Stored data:
__________________________________________________

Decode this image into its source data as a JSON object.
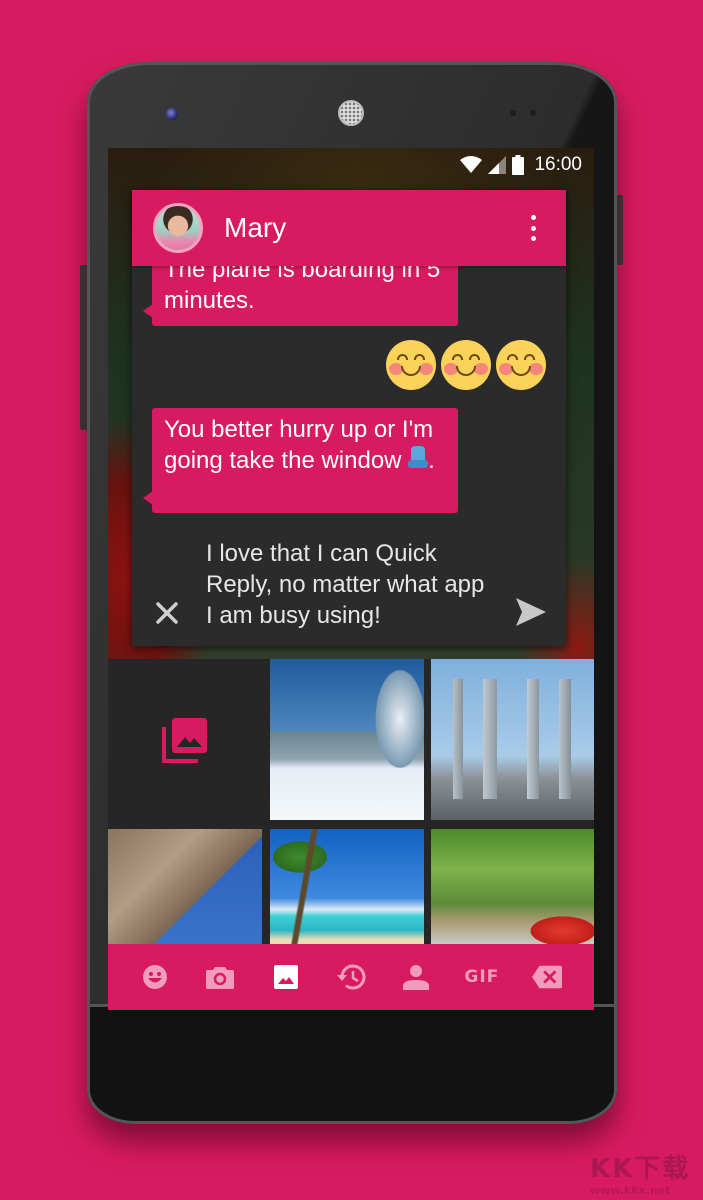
{
  "status_bar": {
    "time": "16:00",
    "icons": [
      "wifi-icon",
      "cell-signal-icon",
      "battery-icon"
    ]
  },
  "popup": {
    "contact_name": "Mary",
    "avatar": "contact-photo",
    "menu_icon": "more-vertical-icon",
    "messages": [
      {
        "direction": "incoming",
        "text": "The plane is boarding in 5 minutes."
      },
      {
        "direction": "outgoing",
        "text": "😊😊😊",
        "emoji": [
          "smiling-face-with-blush",
          "smiling-face-with-blush",
          "smiling-face-with-blush"
        ]
      },
      {
        "direction": "incoming",
        "text": "You better hurry up or I'm going take the window",
        "suffix": ".",
        "emoji": "seat"
      }
    ],
    "reply": {
      "value": "I love that I can Quick Reply, no matter what app I am busy using!",
      "close_icon": "close-icon",
      "send_icon": "send-icon"
    }
  },
  "gallery": {
    "open_icon": "photo-library-icon",
    "photos": [
      {
        "subject": "snowy forest"
      },
      {
        "subject": "industrial refinery"
      },
      {
        "subject": "stone house"
      },
      {
        "subject": "tropical beach with palm tree"
      },
      {
        "subject": "tree-lined road with red car"
      }
    ]
  },
  "toolbar": {
    "items": [
      {
        "name": "emoji",
        "icon": "emoji-icon",
        "active": false
      },
      {
        "name": "camera",
        "icon": "camera-icon",
        "active": false
      },
      {
        "name": "gallery",
        "icon": "image-icon",
        "active": true
      },
      {
        "name": "recent",
        "icon": "history-icon",
        "active": false
      },
      {
        "name": "contact",
        "icon": "person-icon",
        "active": false
      },
      {
        "name": "gif",
        "label": "GIF",
        "active": false
      },
      {
        "name": "backspace",
        "icon": "backspace-icon",
        "active": false
      }
    ]
  },
  "colors": {
    "accent": "#d81b60",
    "popup_bg": "#2b2b2b",
    "icon_inactive": "#f29cbc",
    "icon_active": "#ffffff"
  },
  "watermark": {
    "text": "KK下载",
    "url": "www.kkx.net"
  }
}
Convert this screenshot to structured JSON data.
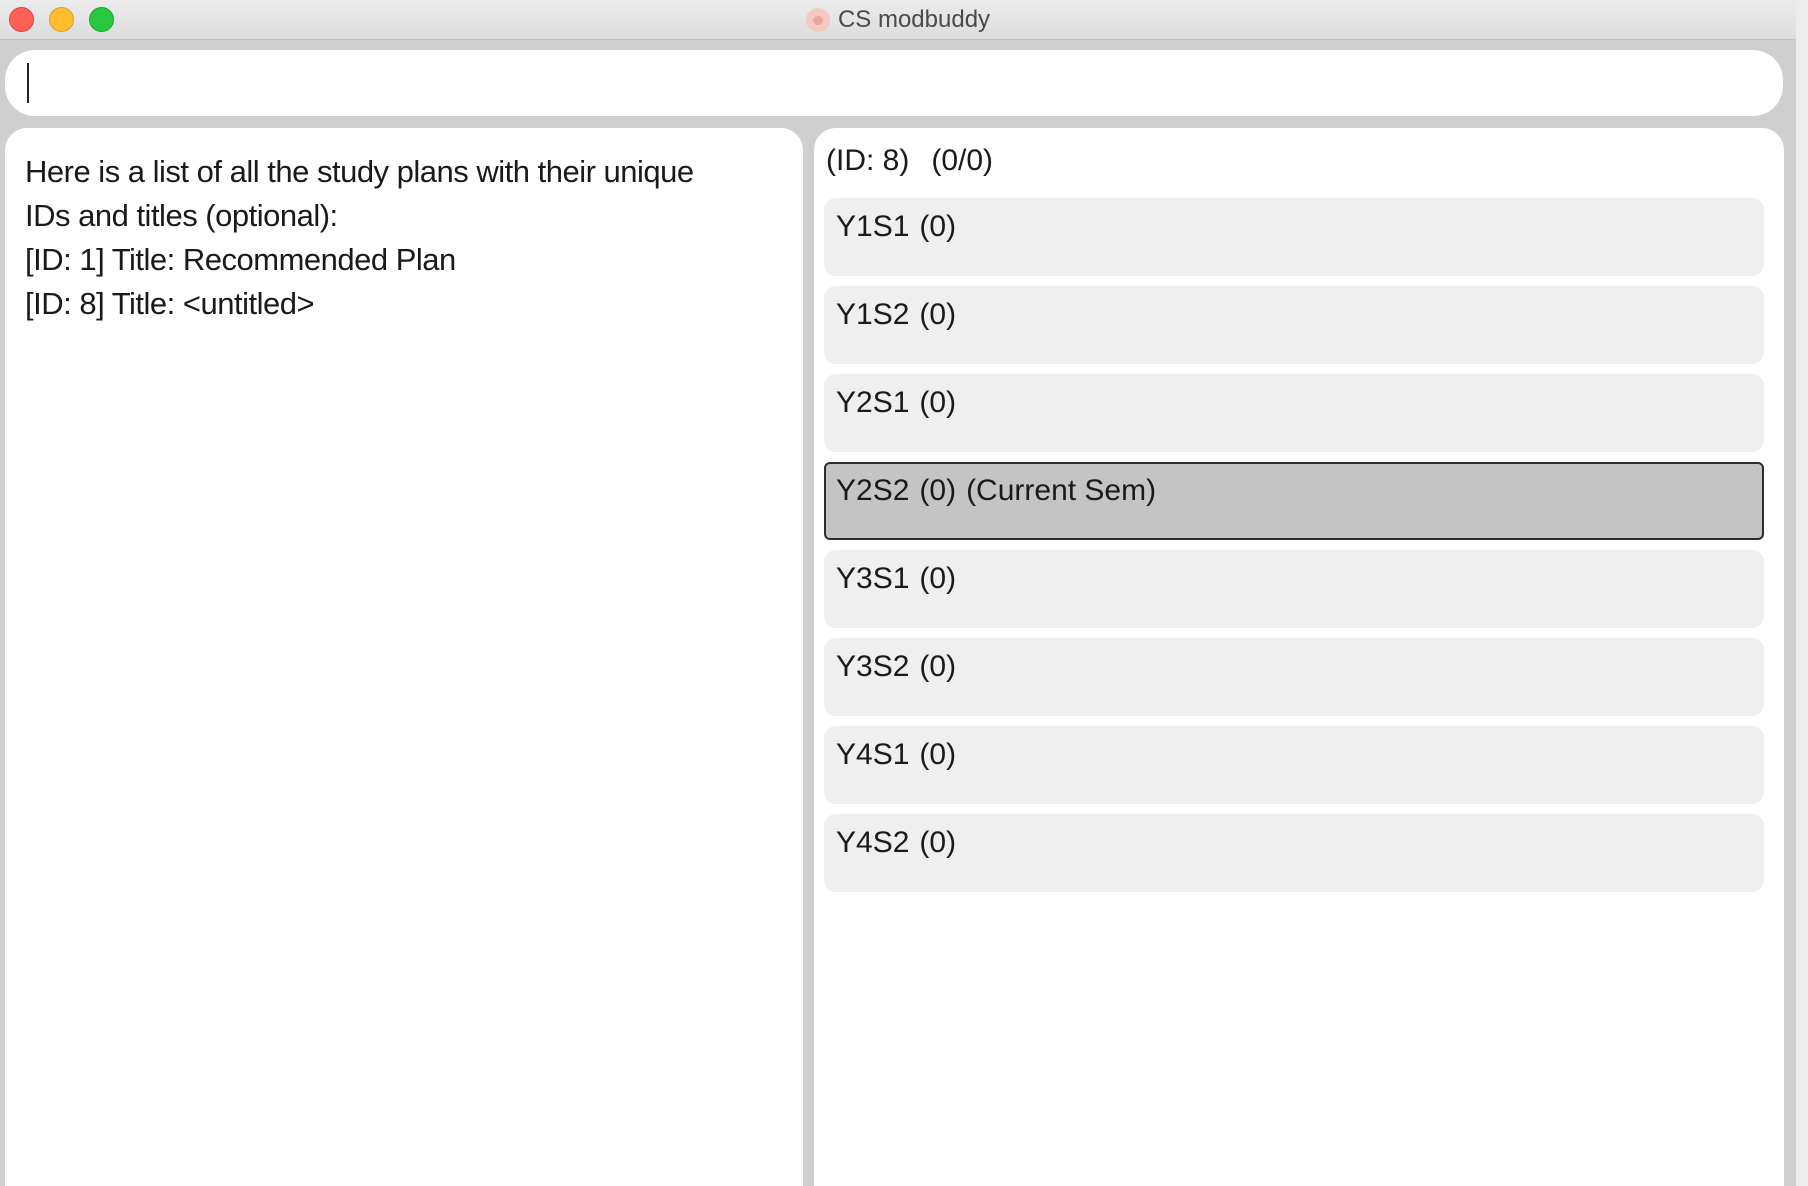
{
  "window": {
    "title": "CS modbuddy"
  },
  "command": {
    "value": ""
  },
  "result": {
    "lines": [
      "Here is a list of all the study plans with their unique",
      "IDs and titles (optional):",
      "[ID: 1] Title: Recommended Plan",
      "[ID: 8] Title: <untitled>"
    ]
  },
  "plan": {
    "id_label": "(ID: 8)",
    "mc_label": "(0/0)",
    "semesters": [
      {
        "name": "Y1S1",
        "count": "(0)",
        "note": ""
      },
      {
        "name": "Y1S2",
        "count": "(0)",
        "note": ""
      },
      {
        "name": "Y2S1",
        "count": "(0)",
        "note": ""
      },
      {
        "name": "Y2S2",
        "count": "(0)",
        "note": "(Current Sem)"
      },
      {
        "name": "Y3S1",
        "count": "(0)",
        "note": ""
      },
      {
        "name": "Y3S2",
        "count": "(0)",
        "note": ""
      },
      {
        "name": "Y4S1",
        "count": "(0)",
        "note": ""
      },
      {
        "name": "Y4S2",
        "count": "(0)",
        "note": ""
      }
    ]
  },
  "icons": {
    "close": "close-button",
    "minimize": "minimize-button",
    "maximize": "maximize-button",
    "app": "app-icon"
  }
}
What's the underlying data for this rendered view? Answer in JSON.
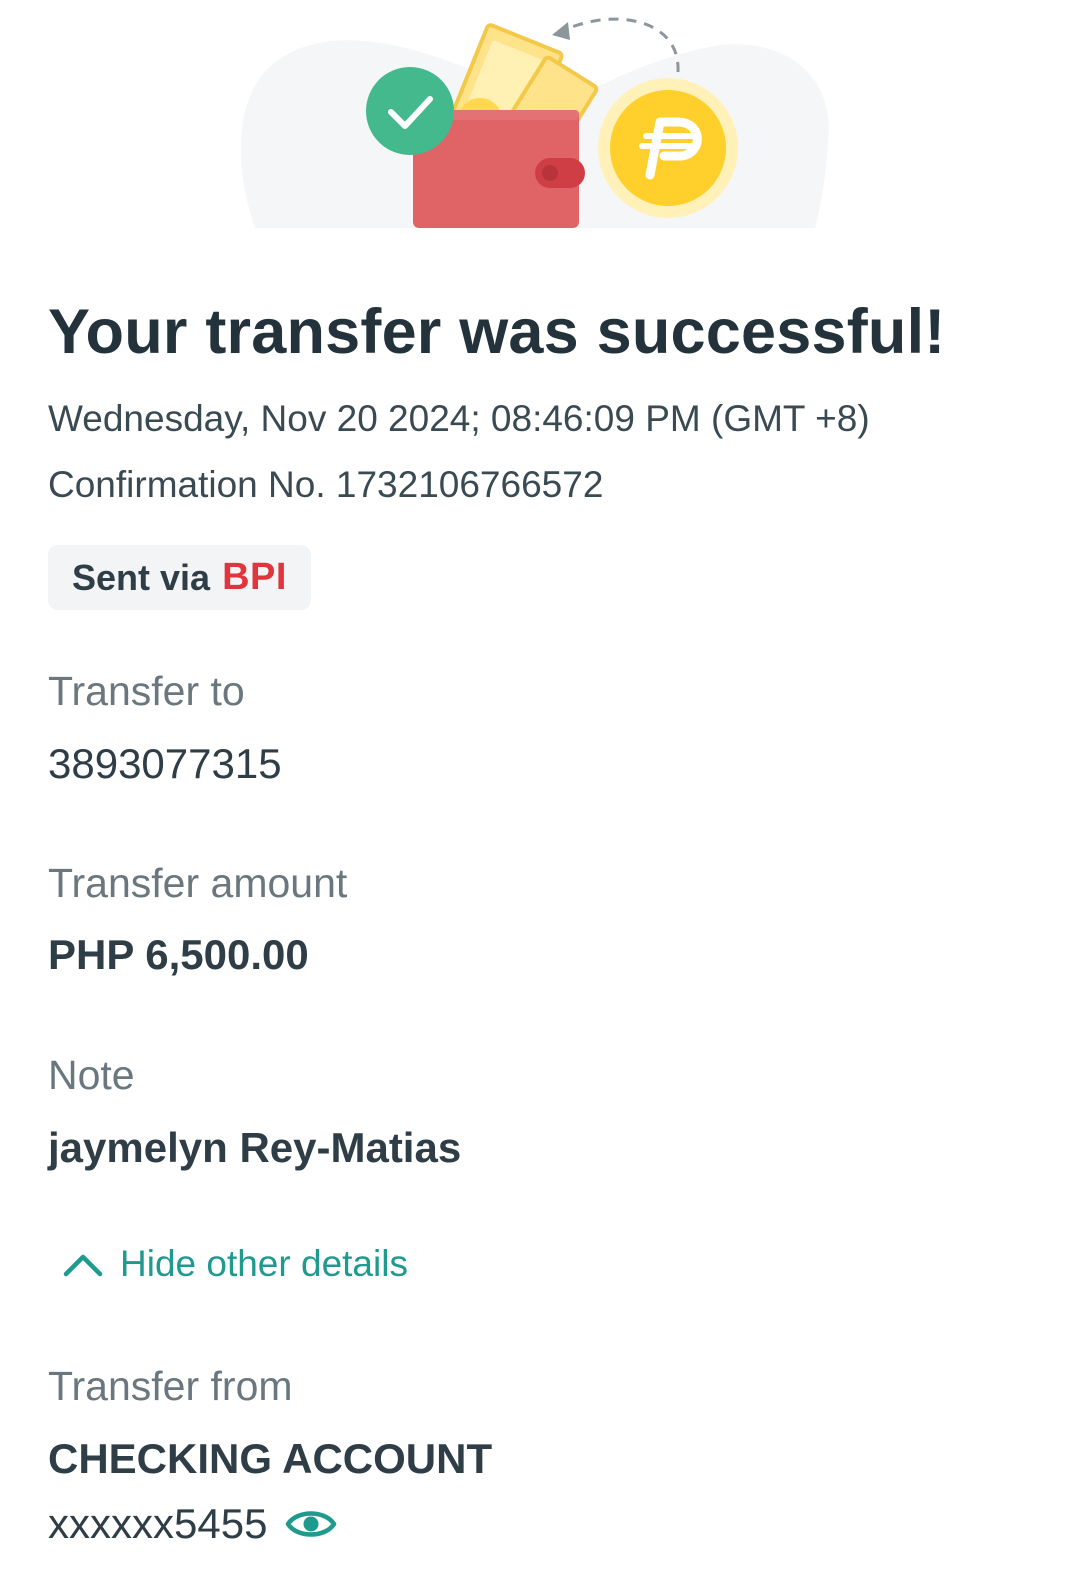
{
  "header": {
    "title": "Your transfer was successful!",
    "datetime": "Wednesday, Nov 20 2024; 08:46:09 PM (GMT +8)",
    "confirmation": "Confirmation No. 1732106766572"
  },
  "sent_via": {
    "label": "Sent via",
    "bank": "BPI"
  },
  "details": {
    "transfer_to_label": "Transfer to",
    "transfer_to_value": "3893077315",
    "amount_label": "Transfer amount",
    "amount_value": "PHP 6,500.00",
    "note_label": "Note",
    "note_value": "jaymelyn Rey-Matias"
  },
  "toggle": {
    "label": "Hide other details"
  },
  "other_details": {
    "transfer_from_label": "Transfer from",
    "account_type": "CHECKING ACCOUNT",
    "account_masked": "xxxxxx5455"
  },
  "icons": {
    "hero": "wallet-illustration",
    "check": "check-circle-icon",
    "coin": "peso-coin-icon",
    "chevron": "chevron-up-icon",
    "eye": "eye-icon"
  },
  "colors": {
    "accent": "#1f9a8e",
    "success": "#43b98d",
    "bank_red": "#e0353c",
    "wallet_red": "#e06466",
    "coin_yellow": "#ffd02b"
  }
}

__________________________________________________

Copy each line in full and exactly, omitting any picture.

Decode this image into its source data as a JSON object.
{
  "status_bar": {
    "time": "16:00",
    "icons": [
      "wifi-icon",
      "cell-signal-icon",
      "battery-icon"
    ]
  },
  "popup": {
    "contact_name": "Mary",
    "avatar": "contact-photo",
    "menu_icon": "more-vertical-icon",
    "messages": [
      {
        "direction": "incoming",
        "text": "The plane is boarding in 5 minutes."
      },
      {
        "direction": "outgoing",
        "text": "😊😊😊",
        "emoji": [
          "smiling-face-with-blush",
          "smiling-face-with-blush",
          "smiling-face-with-blush"
        ]
      },
      {
        "direction": "incoming",
        "text": "You better hurry up or I'm going take the window",
        "suffix": ".",
        "emoji": "seat"
      }
    ],
    "reply": {
      "value": "I love that I can Quick Reply, no matter what app I am busy using!",
      "close_icon": "close-icon",
      "send_icon": "send-icon"
    }
  },
  "gallery": {
    "open_icon": "photo-library-icon",
    "photos": [
      {
        "subject": "snowy forest"
      },
      {
        "subject": "industrial refinery"
      },
      {
        "subject": "stone house"
      },
      {
        "subject": "tropical beach with palm tree"
      },
      {
        "subject": "tree-lined road with red car"
      }
    ]
  },
  "toolbar": {
    "items": [
      {
        "name": "emoji",
        "icon": "emoji-icon",
        "active": false
      },
      {
        "name": "camera",
        "icon": "camera-icon",
        "active": false
      },
      {
        "name": "gallery",
        "icon": "image-icon",
        "active": true
      },
      {
        "name": "recent",
        "icon": "history-icon",
        "active": false
      },
      {
        "name": "contact",
        "icon": "person-icon",
        "active": false
      },
      {
        "name": "gif",
        "label": "GIF",
        "active": false
      },
      {
        "name": "backspace",
        "icon": "backspace-icon",
        "active": false
      }
    ]
  },
  "colors": {
    "accent": "#d81b60",
    "popup_bg": "#2b2b2b",
    "icon_inactive": "#f29cbc",
    "icon_active": "#ffffff"
  },
  "watermark": {
    "text": "KK下载",
    "url": "www.kkx.net"
  }
}
Convert this screenshot to structured JSON data.
{
  "window": {
    "title": "CS modbuddy"
  },
  "command": {
    "value": ""
  },
  "result": {
    "lines": [
      "Here is a list of all the study plans with their unique",
      "IDs and titles (optional):",
      "[ID: 1] Title: Recommended Plan",
      "[ID: 8] Title: <untitled>"
    ]
  },
  "plan": {
    "id_label": "(ID: 8)",
    "mc_label": "(0/0)",
    "semesters": [
      {
        "name": "Y1S1",
        "count": "(0)",
        "note": ""
      },
      {
        "name": "Y1S2",
        "count": "(0)",
        "note": ""
      },
      {
        "name": "Y2S1",
        "count": "(0)",
        "note": ""
      },
      {
        "name": "Y2S2",
        "count": "(0)",
        "note": "(Current Sem)"
      },
      {
        "name": "Y3S1",
        "count": "(0)",
        "note": ""
      },
      {
        "name": "Y3S2",
        "count": "(0)",
        "note": ""
      },
      {
        "name": "Y4S1",
        "count": "(0)",
        "note": ""
      },
      {
        "name": "Y4S2",
        "count": "(0)",
        "note": ""
      }
    ]
  },
  "icons": {
    "close": "close-button",
    "minimize": "minimize-button",
    "maximize": "maximize-button",
    "app": "app-icon"
  }
}
What's the underlying data for this rendered view? Answer in JSON.
{
  "header": {
    "title": "Your transfer was successful!",
    "datetime": "Wednesday, Nov 20 2024; 08:46:09 PM (GMT +8)",
    "confirmation": "Confirmation No. 1732106766572"
  },
  "sent_via": {
    "label": "Sent via",
    "bank": "BPI"
  },
  "details": {
    "transfer_to_label": "Transfer to",
    "transfer_to_value": "3893077315",
    "amount_label": "Transfer amount",
    "amount_value": "PHP 6,500.00",
    "note_label": "Note",
    "note_value": "jaymelyn Rey-Matias"
  },
  "toggle": {
    "label": "Hide other details"
  },
  "other_details": {
    "transfer_from_label": "Transfer from",
    "account_type": "CHECKING ACCOUNT",
    "account_masked": "xxxxxx5455"
  },
  "icons": {
    "hero": "wallet-illustration",
    "check": "check-circle-icon",
    "coin": "peso-coin-icon",
    "chevron": "chevron-up-icon",
    "eye": "eye-icon"
  },
  "colors": {
    "accent": "#1f9a8e",
    "success": "#43b98d",
    "bank_red": "#e0353c",
    "wallet_red": "#e06466",
    "coin_yellow": "#ffd02b"
  }
}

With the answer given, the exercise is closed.